Repeat the material in full. Keep every line exactly as it is.

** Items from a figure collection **
<<<<

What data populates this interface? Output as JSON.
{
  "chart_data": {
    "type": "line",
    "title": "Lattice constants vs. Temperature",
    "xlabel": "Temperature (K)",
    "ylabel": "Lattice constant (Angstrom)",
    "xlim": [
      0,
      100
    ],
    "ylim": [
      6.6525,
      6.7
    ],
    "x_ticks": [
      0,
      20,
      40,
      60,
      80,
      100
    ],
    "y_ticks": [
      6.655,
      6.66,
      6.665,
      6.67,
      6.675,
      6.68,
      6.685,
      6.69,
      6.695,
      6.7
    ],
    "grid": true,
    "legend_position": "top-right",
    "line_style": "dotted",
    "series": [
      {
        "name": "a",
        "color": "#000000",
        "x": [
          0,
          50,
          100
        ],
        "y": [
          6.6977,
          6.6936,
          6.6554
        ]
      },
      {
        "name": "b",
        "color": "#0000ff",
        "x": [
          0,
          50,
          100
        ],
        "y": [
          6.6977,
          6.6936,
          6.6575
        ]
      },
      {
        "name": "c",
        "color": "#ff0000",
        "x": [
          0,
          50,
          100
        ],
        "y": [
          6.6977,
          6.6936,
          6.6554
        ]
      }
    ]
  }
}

>>>>

** RESPONSE **
What data populates this interface? Output as JSON.
{
  "chart_data": {
    "type": "line",
    "title": "Lattice constants vs. Temperature",
    "xlabel": "Temperature (K)",
    "ylabel": "Lattice constant (Angstrom)",
    "xlim": [
      0,
      100
    ],
    "ylim": [
      6.6525,
      6.7
    ],
    "x_ticks": [
      0,
      20,
      40,
      60,
      80,
      100
    ],
    "y_ticks": [
      6.655,
      6.66,
      6.665,
      6.67,
      6.675,
      6.68,
      6.685,
      6.69,
      6.695,
      6.7
    ],
    "grid": true,
    "legend_position": "top-right",
    "line_style": "dotted",
    "series": [
      {
        "name": "a",
        "color": "#000000",
        "x": [
          0,
          50,
          100
        ],
        "y": [
          6.6977,
          6.6936,
          6.6554
        ]
      },
      {
        "name": "b",
        "color": "#0000ff",
        "x": [
          0,
          50,
          100
        ],
        "y": [
          6.6977,
          6.6936,
          6.6575
        ]
      },
      {
        "name": "c",
        "color": "#ff0000",
        "x": [
          0,
          50,
          100
        ],
        "y": [
          6.6977,
          6.6936,
          6.6554
        ]
      }
    ]
  }
}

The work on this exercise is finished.